TASKS TO COMPLETE
#1 In the article on divorce, what does the writer compare Mumsnet to?
#2 Resume the article on divorce from the point where it stops.

EXTRACT
########################################

Relationship ADHD, The Leading Cause Of Divorce

A lot has shifted over the last few decades, marriage being one of the bigger shifts. In this day and age, marriage has become quite fickle. Maybe this is due to social media or just the sheer fact of how flippantly people change their minds, but when it comes to marriage, they’re changing them left and right. Marriage used to represent a union that meant forever, whereas now marriage has become a trend. I think for some people, it only means pretty pictures in a white dress on Instagram and Facebook with subsequent posts of a “my forever date” caption. Then, when they have to actually look at the foundation of their relationship, they decide they just don’t want to deal with it.

This was unfortunately confirmed when I came across a post not too long ago on Mumsnet, which is much like a British Reddit for moms. (It’s actually a really great resource. I’m pregnant right now, and I’ll ask specific questions about pregnancy and parenting on there.) In this particular post, a woman wrote about her “aha moment” when she knew her marriage was over and led to her divorce. The subject of the post read, “What was your ‘this is over’ moment in your marriage,” so I perused through it. This woman wanted to hear other people talk about the moments they realized their marriage was over.

########################################

Element box records

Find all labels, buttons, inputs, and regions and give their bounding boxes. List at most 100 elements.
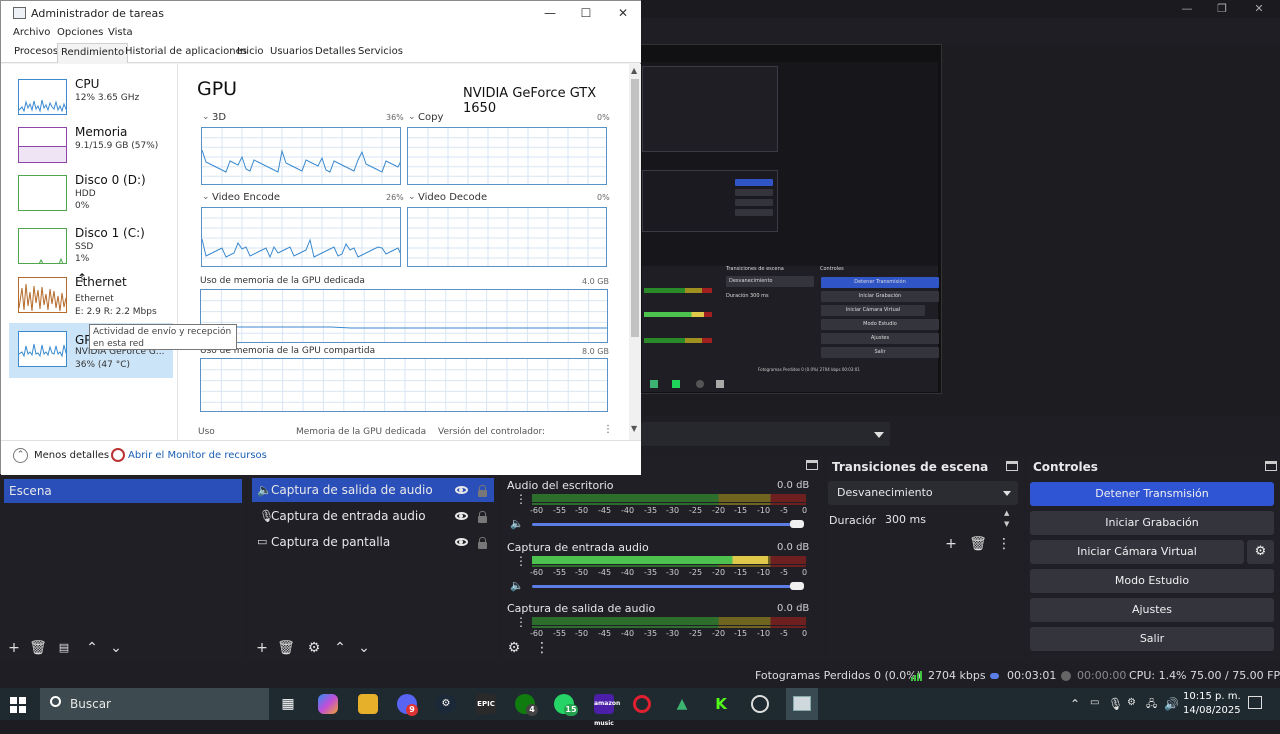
less-details-link[interactable]: Menos detalles [34,450,109,461]
start-virtual-camera-button[interactable]: Iniciar Cámara Virtual [1030,540,1244,564]
tab-usuarios[interactable]: Usuarios [267,46,316,57]
tab-historial[interactable]: Historial de aplicaciones [122,46,250,57]
sidebar-item-ethernet[interactable]: Ethernet Ethernet E: 2.9 R: 2.2 Mbps [9,273,173,323]
close-icon[interactable]: ✕ [615,5,631,21]
menu-archivo[interactable]: Archivo [13,27,50,38]
transition-select[interactable]: Desvanecimiento [828,481,1018,505]
gear-icon[interactable]: ⚙ [1247,540,1274,564]
file-explorer-icon[interactable] [358,694,378,714]
chevron-down-icon[interactable]: ⌄ [202,112,210,122]
source-item[interactable]: ▭ Captura de pantalla [252,530,494,554]
maximize-icon[interactable]: ❐ [1215,2,1229,16]
speaker-icon[interactable]: 🔈 [510,579,524,592]
tray-app-icon[interactable]: ▭ [1090,697,1099,708]
kebab-menu-icon[interactable]: ⋮ [515,493,527,505]
tab-servicios[interactable]: Servicios [355,46,406,57]
stop-streaming-button[interactable]: Detener Transmisión [1030,482,1274,506]
chevron-down-icon[interactable]: ⌄ [202,192,210,202]
lock-icon[interactable] [478,485,487,497]
source-item[interactable]: 🔈 Captura de salida de audio [252,478,494,502]
obs-icon[interactable] [751,695,769,713]
source-item[interactable]: 🎙 Captura de entrada audio [252,504,494,528]
arrow-down-icon[interactable]: ⌄ [354,638,374,658]
dock-float-icon[interactable] [806,460,818,470]
studio-mode-button[interactable]: Modo Estudio [1030,569,1274,593]
task-view-icon[interactable]: ▦ [278,694,298,714]
scrollbar-thumb[interactable] [631,79,639,337]
chevron-down-icon[interactable]: ⌄ [408,112,416,122]
maximize-icon[interactable]: ☐ [578,5,594,21]
more-icon[interactable]: ⋮ [603,424,613,435]
kebab-menu-icon[interactable]: ⋮ [515,616,527,628]
volume-slider[interactable] [532,585,802,588]
tray-app-icon[interactable]: ⚙ [1127,697,1136,708]
chevron-down-icon[interactable] [874,432,884,438]
kebab-menu-icon[interactable]: ⋮ [994,534,1014,554]
tab-procesos[interactable]: Procesos [11,46,61,57]
sidebar-item-cpu[interactable]: CPU 12% 3.65 GHz [9,75,173,125]
dock-float-icon[interactable] [1006,461,1018,471]
opera-icon[interactable] [633,695,651,713]
visibility-eye-icon[interactable] [455,486,468,494]
resource-monitor-link[interactable]: Abrir el Monitor de recursos [128,450,267,461]
amazon-music-icon[interactable]: amazon music [594,694,620,727]
menu-vista[interactable]: Vista [108,27,133,38]
trash-icon[interactable]: 🗑 [276,638,296,658]
clock[interactable]: 10:15 p. m. 14/08/2025 [1183,690,1241,718]
spin-down-icon[interactable]: ▼ [1004,520,1009,528]
gear-icon[interactable]: ⚙ [304,638,324,658]
settings-button[interactable]: Ajustes [1030,598,1274,622]
task-manager-taskbar-button[interactable] [786,688,818,720]
volume-slider-knob[interactable] [790,520,804,528]
filter-icon[interactable]: ▤ [54,638,74,658]
volume-slider[interactable] [532,523,802,526]
search-box[interactable]: Buscar [40,688,269,720]
visibility-eye-icon[interactable] [455,538,468,546]
spin-up-icon[interactable]: ▲ [1004,509,1009,517]
network-icon[interactable]: 🖧 [1146,697,1157,714]
tab-rendimiento[interactable]: Rendimiento [57,43,129,63]
epic-icon[interactable]: EPIC [476,694,496,714]
add-icon[interactable]: + [4,638,24,658]
visibility-eye-icon[interactable] [455,512,468,520]
arrow-up-icon[interactable]: ⌃ [330,638,350,658]
notifications-icon[interactable] [1248,696,1262,709]
tab-detalles[interactable]: Detalles [312,46,359,57]
dock-float-icon[interactable] [1265,461,1277,471]
copilot-icon[interactable] [318,694,338,714]
duration-input[interactable]: 300 ms [876,508,1018,532]
chevron-down-icon[interactable]: ⌄ [408,192,416,202]
lock-icon[interactable] [478,537,487,549]
trash-icon[interactable]: 🗑 [968,534,988,554]
nvidia-icon[interactable]: ▲ [672,694,692,714]
scene-strip[interactable] [640,422,890,446]
speaker-icon[interactable]: 🔈 [510,517,524,530]
kick-icon[interactable]: K [711,694,731,714]
volume-icon[interactable]: 🔊 [1164,697,1179,711]
minimize-icon[interactable]: — [1180,2,1194,16]
steam-icon[interactable]: ⚙ [436,694,456,714]
chevron-up-icon[interactable]: ⌃ [13,448,28,463]
chevron-up-icon[interactable]: ⌃ [1070,697,1080,711]
gear-icon[interactable]: ⚙ [504,638,524,658]
start-recording-button[interactable]: Iniciar Grabación [1030,511,1274,535]
menu-opciones[interactable]: Opciones [57,27,103,38]
volume-slider-knob[interactable] [790,582,804,590]
tab-inicio[interactable]: Inicio [234,46,266,57]
windows-start-icon[interactable] [10,697,26,713]
kebab-menu-icon[interactable]: ⋮ [515,555,527,567]
add-icon[interactable]: + [941,534,961,554]
scroll-down-icon[interactable]: ▼ [631,424,637,433]
sidebar-item-disk-0[interactable]: Disco 0 (D:) HDD 0% [9,171,173,221]
sidebar-item-disk-1[interactable]: Disco 1 (C:) SSD 1% [9,224,173,274]
exit-button[interactable]: Salir [1030,627,1274,651]
minimize-icon[interactable]: — [542,5,558,21]
trash-icon[interactable]: 🗑 [28,638,48,658]
close-icon[interactable]: ✕ [1252,2,1266,16]
lock-icon[interactable] [478,511,487,523]
arrow-down-icon[interactable]: ⌄ [106,638,126,658]
arrow-up-icon[interactable]: ⌃ [82,638,102,658]
scroll-up-icon[interactable]: ▲ [631,66,637,75]
sidebar-item-memory[interactable]: Memoria 9.1/15.9 GB (57%) [9,123,173,173]
microphone-icon[interactable]: 🎙 [1108,697,1123,711]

########################################

THE RESULTS
#1 Much like a British Reddit for moms.

#2
According to her post, she did not want to paint her husband in a bad light. But she goes on saying, “However, I can’t stop thinking about something he said to me, and at that moment, I knew it was it, that I wanted more.” She had a meeting at work one morning but was 20 minutes late. Her work accidentally called her husband (her emergency contact), meaning to call her. They explained the mistake in calling him, she got to work, and everyone went about their day. But when she got home, she asked why he didn’t contact her to make sure she was alright. After some back and forth, he said he knew the police would have called him if she’d been in an accident. That was her eureka moment because, according to her, “he did not care, not one little bit.”

Reading this, I could not believe this was grounds for divorce for her. The first thing I thought about was the poor employee who accidentally called her husband. Then, her husband answered, said no problem on the mix-up call, and no one thought anything of it. But she somehow twisted this in her head to ask, “What if I had been in an accident?” She was basically implying: What if I was dead? Why weren’t you hysterical? Shouldn’t you be? This woman was 20 minutes late — not two hours late. There was no reason to be that concerned. It makes sense someone from work would call when, as the post states, the person she was meeting with was waiting for her to arrive. It makes entirely no sense she would be upset with her husband for not making up some ludicrous scenario in his mind that she’s been in a terrible accident.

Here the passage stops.